Rows from a dataset:
━━━━━━━━━━

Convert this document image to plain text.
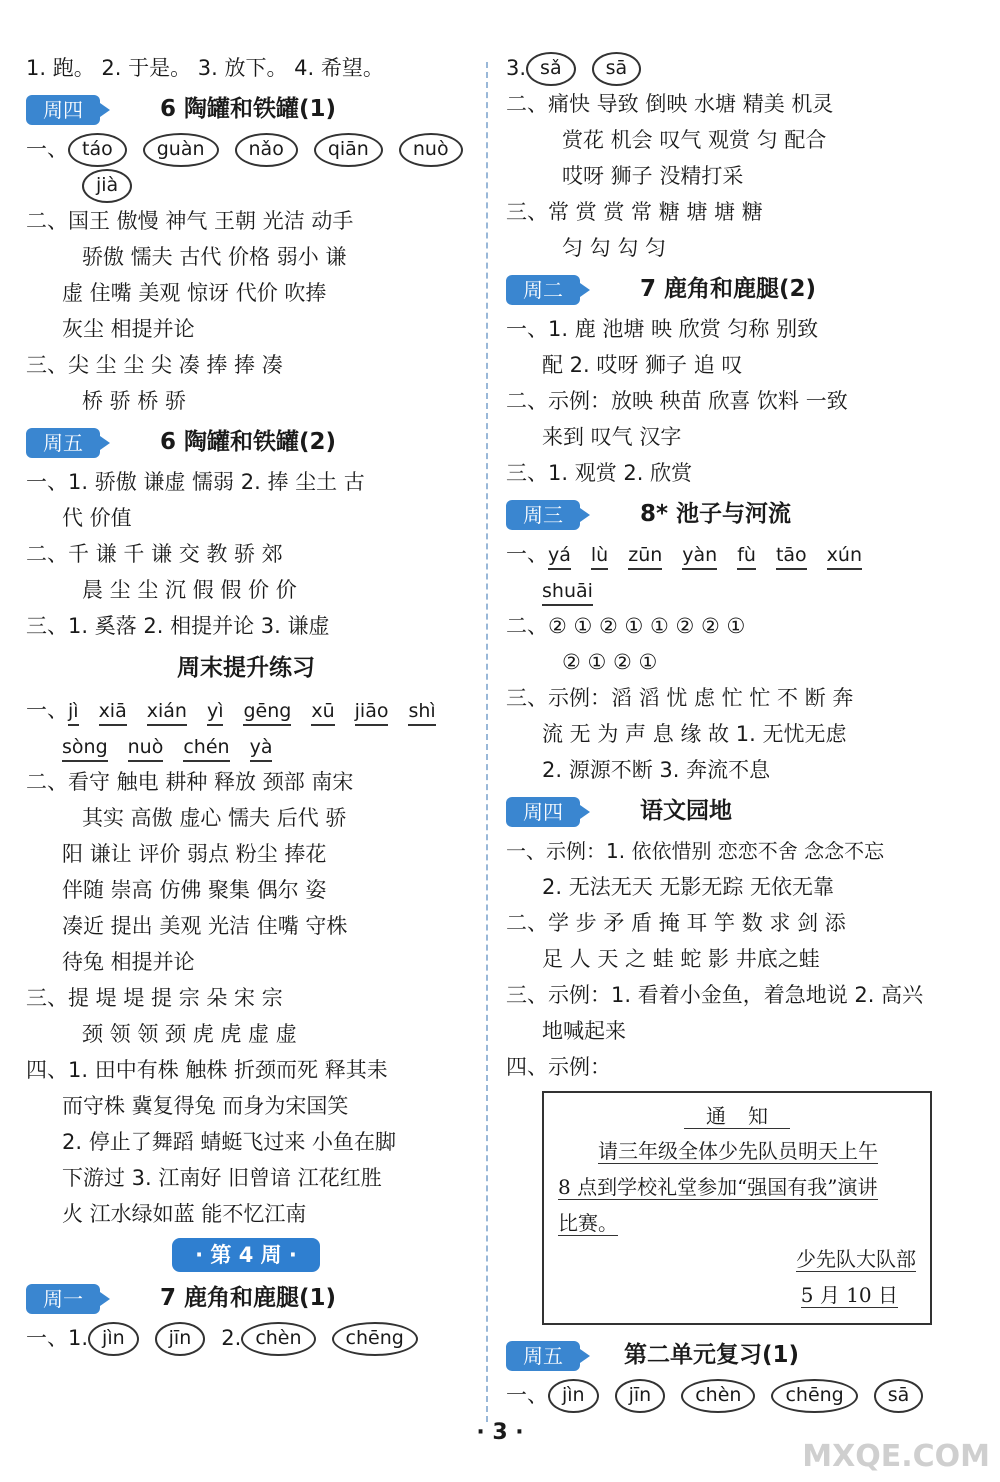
1. 跑。 2. 于是。 3. 放下。 4. 希望。
周四	6 陶罐和铁罐(1)
一、 táo guàn nǎo qiān nuò
jià
二、国王 傲慢 神气 王朝 光洁 动手
骄傲 懦夫 古代 价格 弱小 谦
虚 住嘴 美观 惊讶 代价 吹捧
灰尘 相提并论
三、尖 尘 尘 尖 凑 捧 捧 凑
桥 骄 桥 骄
周五	6 陶罐和铁罐(2)
一、1. 骄傲 谦虚 懦弱 2. 捧 尘土 古
代 价值
二、千 谦 千 谦 交 教 骄 郊
晨 尘 尘 沉 假 假 价 价
三、1. 奚落 2. 相提并论 3. 谦虚
周末提升练习
一、jì xiā xián yì gēng xū jiāo shì
sòng nuò chén yà
二、看守 触电 耕种 释放 颈部 南宋
其实 高傲 虚心 懦夫 后代 骄
阳 谦让 评价 弱点 粉尘 捧花
伴随 崇高 仿佛 聚集 偶尔 姿
凑近 提出 美观 光洁 住嘴 守株
待兔 相提并论
三、提 堤 堤 提 宗 朵 宋 宗
颈 领 领 颈 虎 虎 虚 虚
四、1. 田中有株 触株 折颈而死 释其耒
而守株 冀复得兔 而身为宋国笑
2. 停止了舞蹈 蜻蜓飞过来 小鱼在脚
下游过 3. 江南好 旧曾谙 江花红胜
火 江水绿如蓝 能不忆江南
· 第 4 周 ·
周一	7 鹿角和鹿腿(1)
一、1. jìn jīn 2. chèn chēng
3. sǎ sā
二、痛快 导致 倒映 水塘 精美 机灵
赏花 机会 叹气 观赏 匀 配合
哎呀 狮子 没精打采
三、常 赏 赏 常 糖 塘 塘 糖
匀 勾 勾 匀
周二	7 鹿角和鹿腿(2)
一、1. 鹿 池塘 映 欣赏 匀称 别致
配 2. 哎呀 狮子 追 叹
二、示例：放映 秧苗 欣喜 饮料 一致
来到 叹气 汉字
三、1. 观赏 2. 欣赏
周三	8* 池子与河流
一、yá lù zūn yàn fù tāo xún
shuāi
二、② ① ② ① ① ② ② ①
② ① ② ①
三、示例：滔 滔 忧 虑 忙 忙 不 断 奔
流 无 为 声 息 缘 故 1. 无忧无虑
2. 源源不断 3. 奔流不息
周四	语文园地
一、示例：1. 依依惜别 恋恋不舍 念念不忘
2. 无法无天 无影无踪 无依无靠
二、学 步 矛 盾 掩 耳 竽 数 求 剑 添
足 人 天 之 蛙 蛇 影 井底之蛙
三、示例：1. 看着小金鱼，着急地说 2. 高兴
地喊起来
四、示例：
通知
请三年级全体少先队员明天上午
8 点到学校礼堂参加“强国有我”演讲
比赛。
少先队大队部
5 月 10 日
周五	第二单元复习(1)
一、 jìn jīn chèn chēng sā
· 3 ·
MXQE.COM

━━━━━━━━━━

▸ **TASK STATEMENT**
Quote in full the listing given above; the images are to be left out.

▸ **RESPONSE FOR THIS EXERCISE**
Convert this document image to plain text.
1. 跑。 2. 于是。 3. 放下。 4. 希望。
周四	6 陶罐和铁罐(1)
一、 táo guàn nǎo qiān nuò
jià
二、国王 傲慢 神气 王朝 光洁 动手
骄傲 懦夫 古代 价格 弱小 谦
虚 住嘴 美观 惊讶 代价 吹捧
灰尘 相提并论
三、尖 尘 尘 尖 凑 捧 捧 凑
桥 骄 桥 骄
周五	6 陶罐和铁罐(2)
一、1. 骄傲 谦虚 懦弱 2. 捧 尘土 古
代 价值
二、千 谦 千 谦 交 教 骄 郊
晨 尘 尘 沉 假 假 价 价
三、1. 奚落 2. 相提并论 3. 谦虚
周末提升练习
一、jì xiā xián yì gēng xū jiāo shì
sòng nuò chén yà
二、看守 触电 耕种 释放 颈部 南宋
其实 高傲 虚心 懦夫 后代 骄
阳 谦让 评价 弱点 粉尘 捧花
伴随 崇高 仿佛 聚集 偶尔 姿
凑近 提出 美观 光洁 住嘴 守株
待兔 相提并论
三、提 堤 堤 提 宗 朵 宋 宗
颈 领 领 颈 虎 虎 虚 虚
四、1. 田中有株 触株 折颈而死 释其耒
而守株 冀复得兔 而身为宋国笑
2. 停止了舞蹈 蜻蜓飞过来 小鱼在脚
下游过 3. 江南好 旧曾谙 江花红胜
火 江水绿如蓝 能不忆江南
· 第 4 周 ·
周一	7 鹿角和鹿腿(1)
一、1. jìn jīn 2. chèn chēng
3. sǎ sā
二、痛快 导致 倒映 水塘 精美 机灵
赏花 机会 叹气 观赏 匀 配合
哎呀 狮子 没精打采
三、常 赏 赏 常 糖 塘 塘 糖
匀 勾 勾 匀
周二	7 鹿角和鹿腿(2)
一、1. 鹿 池塘 映 欣赏 匀称 别致
配 2. 哎呀 狮子 追 叹
二、示例：放映 秧苗 欣喜 饮料 一致
来到 叹气 汉字
三、1. 观赏 2. 欣赏
周三	8* 池子与河流
一、yá lù zūn yàn fù tāo xún
shuāi
二、② ① ② ① ① ② ② ①
② ① ② ①
三、示例：滔 滔 忧 虑 忙 忙 不 断 奔
流 无 为 声 息 缘 故 1. 无忧无虑
2. 源源不断 3. 奔流不息
周四	语文园地
一、示例：1. 依依惜别 恋恋不舍 念念不忘
2. 无法无天 无影无踪 无依无靠
二、学 步 矛 盾 掩 耳 竽 数 求 剑 添
足 人 天 之 蛙 蛇 影 井底之蛙
三、示例：1. 看着小金鱼，着急地说 2. 高兴
地喊起来
四、示例：
通知
请三年级全体少先队员明天上午
8 点到学校礼堂参加“强国有我”演讲
比赛。
少先队大队部
5 月 10 日
周五	第二单元复习(1)
一、 jìn jīn chèn chēng sā
· 3 ·
MXQE.COM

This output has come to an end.